[Saved data entries]
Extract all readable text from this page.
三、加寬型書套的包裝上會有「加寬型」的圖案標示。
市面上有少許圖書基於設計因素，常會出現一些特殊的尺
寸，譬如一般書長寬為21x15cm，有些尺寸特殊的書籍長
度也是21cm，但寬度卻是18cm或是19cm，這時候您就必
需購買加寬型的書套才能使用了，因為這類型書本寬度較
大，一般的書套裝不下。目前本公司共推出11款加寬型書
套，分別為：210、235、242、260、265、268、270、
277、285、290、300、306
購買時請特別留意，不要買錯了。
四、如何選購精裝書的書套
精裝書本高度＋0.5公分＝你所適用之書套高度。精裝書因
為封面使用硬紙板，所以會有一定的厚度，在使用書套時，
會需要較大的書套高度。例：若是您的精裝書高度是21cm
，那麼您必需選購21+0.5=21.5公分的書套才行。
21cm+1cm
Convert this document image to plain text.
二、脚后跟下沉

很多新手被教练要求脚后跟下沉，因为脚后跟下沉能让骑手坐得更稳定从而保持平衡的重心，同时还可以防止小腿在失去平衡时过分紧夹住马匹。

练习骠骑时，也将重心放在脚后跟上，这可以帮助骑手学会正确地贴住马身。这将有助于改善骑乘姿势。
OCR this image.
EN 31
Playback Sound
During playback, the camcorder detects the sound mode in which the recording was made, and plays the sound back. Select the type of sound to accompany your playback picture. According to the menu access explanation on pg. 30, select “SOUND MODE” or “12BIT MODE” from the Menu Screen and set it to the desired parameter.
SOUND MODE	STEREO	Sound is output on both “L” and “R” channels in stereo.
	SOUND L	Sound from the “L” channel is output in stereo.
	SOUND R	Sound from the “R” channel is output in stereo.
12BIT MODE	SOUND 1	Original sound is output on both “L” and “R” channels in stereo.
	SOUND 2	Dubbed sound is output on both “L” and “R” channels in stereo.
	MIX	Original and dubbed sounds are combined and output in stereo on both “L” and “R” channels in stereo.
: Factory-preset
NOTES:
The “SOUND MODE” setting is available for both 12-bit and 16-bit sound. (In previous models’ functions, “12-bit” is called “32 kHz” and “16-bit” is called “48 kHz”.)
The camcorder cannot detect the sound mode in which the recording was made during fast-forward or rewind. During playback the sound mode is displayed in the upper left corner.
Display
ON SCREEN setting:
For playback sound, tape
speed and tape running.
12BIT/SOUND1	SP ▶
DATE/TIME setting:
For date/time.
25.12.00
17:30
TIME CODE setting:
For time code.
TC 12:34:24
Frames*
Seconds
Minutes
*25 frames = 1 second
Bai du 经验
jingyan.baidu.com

> EXERCISE BRIEF
Set down, word for word, every line from the line that holds "Convert this document image to plain text." to the end of the entries above, including both ends.

> FINISHED TASK
Convert this document image to plain text.
二、脚后跟下沉

很多新手被教练要求脚后跟下沉，因为脚后跟下沉能让骑手坐得更稳定从而保持平衡的重心，同时还可以防止小腿在失去平衡时过分紧夹住马匹。

练习骠骑时，也将重心放在脚后跟上，这可以帮助骑手学会正确地贴住马身。这将有助于改善骑乘姿势。
OCR this image.
EN 31
Playback Sound
During playback, the camcorder detects the sound mode in which the recording was made, and plays the sound back. Select the type of sound to accompany your playback picture. According to the menu access explanation on pg. 30, select “SOUND MODE” or “12BIT MODE” from the Menu Screen and set it to the desired parameter.
SOUND MODE	STEREO	Sound is output on both “L” and “R” channels in stereo.
	SOUND L	Sound from the “L” channel is output in stereo.
	SOUND R	Sound from the “R” channel is output in stereo.
12BIT MODE	SOUND 1	Original sound is output on both “L” and “R” channels in stereo.
	SOUND 2	Dubbed sound is output on both “L” and “R” channels in stereo.
	MIX	Original and dubbed sounds are combined and output in stereo on both “L” and “R” channels in stereo.
: Factory-preset
NOTES:
The “SOUND MODE” setting is available for both 12-bit and 16-bit sound. (In previous models’ functions, “12-bit” is called “32 kHz” and “16-bit” is called “48 kHz”.)
The camcorder cannot detect the sound mode in which the recording was made during fast-forward or rewind. During playback the sound mode is displayed in the upper left corner.
Display
ON SCREEN setting:
For playback sound, tape
speed and tape running.
12BIT/SOUND1	SP ▶
DATE/TIME setting:
For date/time.
25.12.00
17:30
TIME CODE setting:
For time code.
TC 12:34:24
Frames*
Seconds
Minutes
*25 frames = 1 second
Bai du 经验
jingyan.baidu.com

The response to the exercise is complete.